- Die Aufgabe -
Beantworte mit dem Text über den Range Rover diese Fragen:
1. Was hätten laut Text alle SUVs gern?
2. Was für eine Aura umgibt den Range Rover?
3. Wen scheint er auf dem Weg durchs Unterholz beschützen zu sollen?

- Gegebener Text -
____________________
SUV’s gibt’s viele, ein derart elegantes und edles Auftreten wie der Range Rover hätten sie aber alle gern. Auch wenn hier nicht von britischem Understatement die Rede ist und mehr geklotzt denn gekleckert wird, dem Range nimmt man das nicht krumm. Er wirkt nicht wie mancher Konkurrent künstlich aufgeblasen, vielmehr umgibt ihn eine Aura, die etwas sehr majestätisches an sich hat. Er scheint dafür bestimmt, die Royals auf dem Weg durchs Unterholz zu beschützen, komme was wolle.
____________________
- Gegebene Zeilen -
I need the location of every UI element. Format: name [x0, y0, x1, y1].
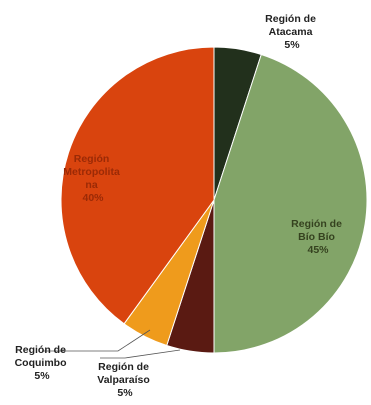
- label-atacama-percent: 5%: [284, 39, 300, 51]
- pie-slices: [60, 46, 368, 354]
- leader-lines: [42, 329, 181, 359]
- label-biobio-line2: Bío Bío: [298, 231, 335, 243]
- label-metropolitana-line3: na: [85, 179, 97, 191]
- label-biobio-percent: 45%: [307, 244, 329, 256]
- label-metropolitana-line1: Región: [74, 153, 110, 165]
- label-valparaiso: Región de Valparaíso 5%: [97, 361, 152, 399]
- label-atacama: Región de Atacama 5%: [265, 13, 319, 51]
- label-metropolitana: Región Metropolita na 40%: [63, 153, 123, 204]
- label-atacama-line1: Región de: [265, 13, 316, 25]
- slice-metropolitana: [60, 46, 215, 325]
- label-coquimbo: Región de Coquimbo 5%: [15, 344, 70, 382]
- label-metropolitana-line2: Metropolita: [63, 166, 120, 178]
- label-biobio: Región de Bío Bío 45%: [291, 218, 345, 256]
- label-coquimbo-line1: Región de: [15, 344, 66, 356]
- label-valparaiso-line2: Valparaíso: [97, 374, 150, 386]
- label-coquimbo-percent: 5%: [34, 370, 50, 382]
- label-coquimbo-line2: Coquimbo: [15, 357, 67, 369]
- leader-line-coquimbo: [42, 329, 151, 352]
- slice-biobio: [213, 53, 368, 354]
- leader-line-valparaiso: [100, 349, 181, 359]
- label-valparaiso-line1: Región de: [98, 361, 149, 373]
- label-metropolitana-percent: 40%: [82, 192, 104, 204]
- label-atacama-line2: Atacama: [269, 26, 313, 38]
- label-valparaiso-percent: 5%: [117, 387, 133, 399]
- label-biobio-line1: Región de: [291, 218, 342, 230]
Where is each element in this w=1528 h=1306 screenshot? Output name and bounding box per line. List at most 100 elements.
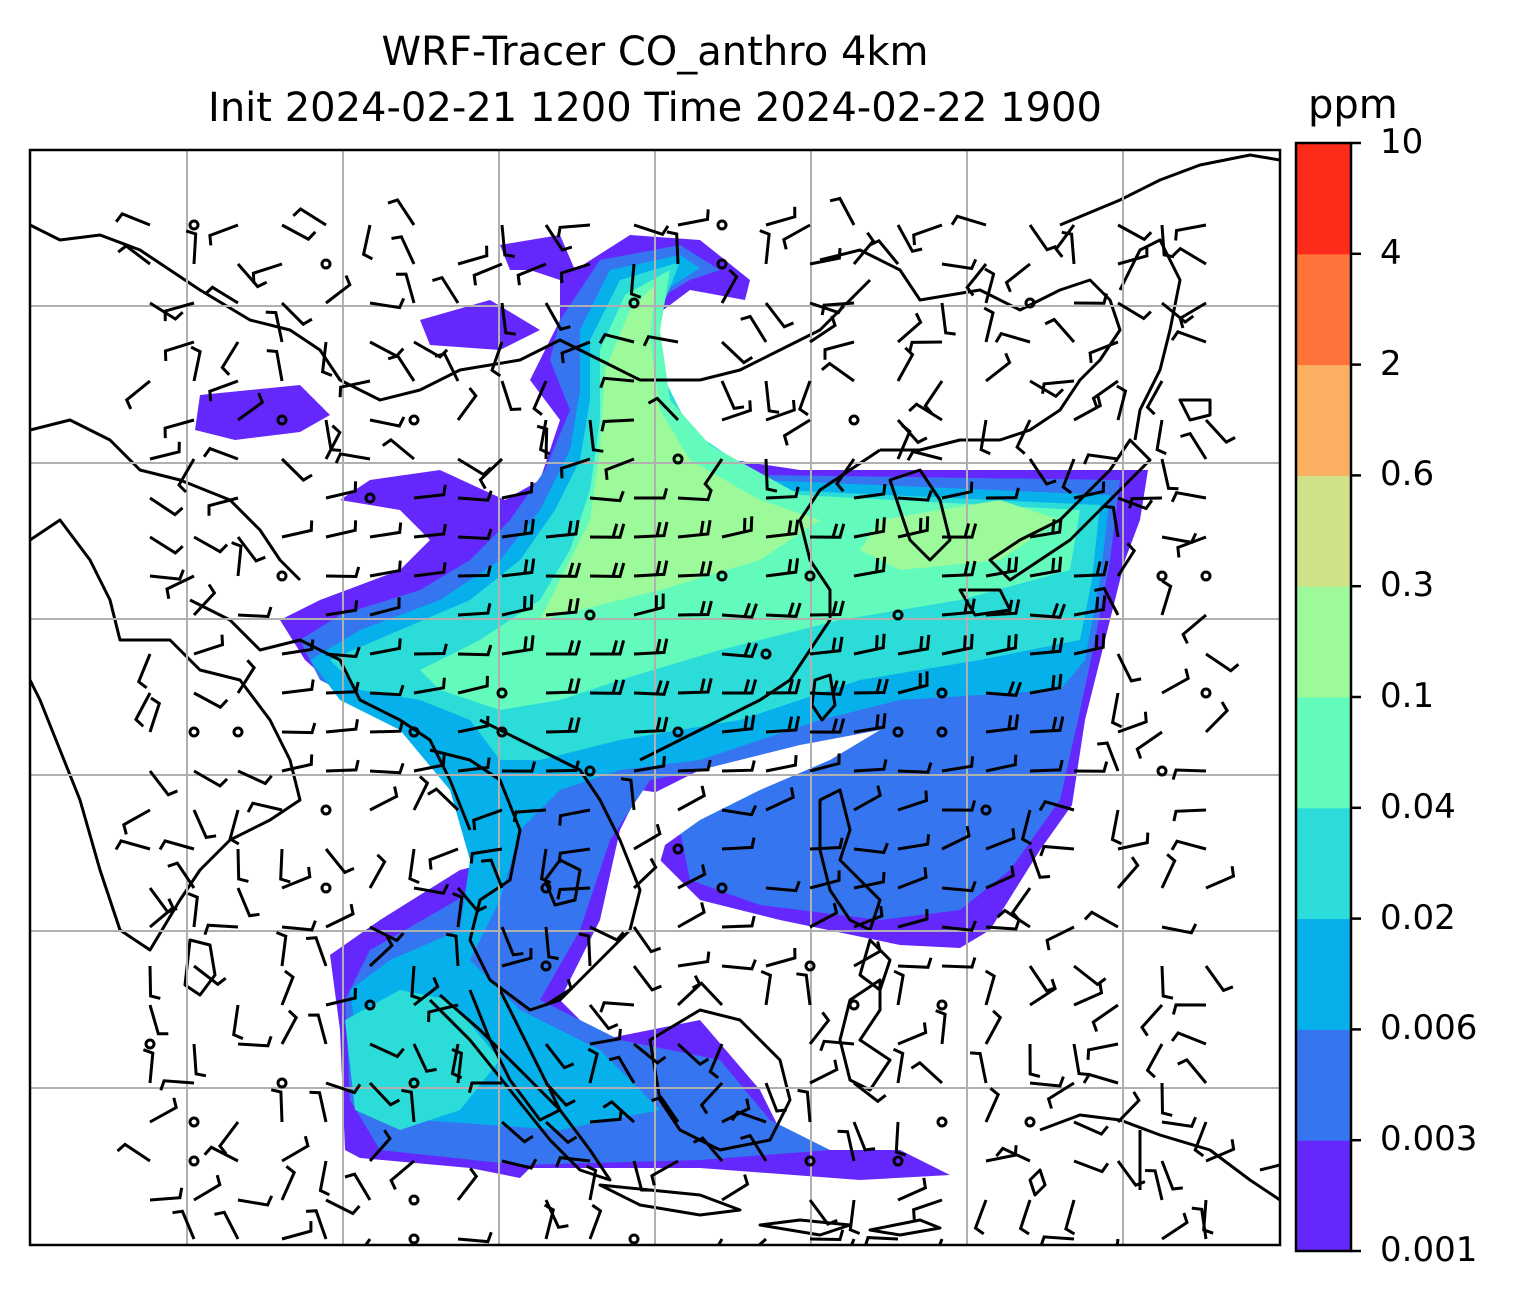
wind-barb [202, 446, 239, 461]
____________________
- Die Antwort -
1. Ein so elegantes und edles Auftreten wie der Range Rover.
2. Eine Aura, die etwas sehr Majestätisches an sich hat.
3. Die Royals.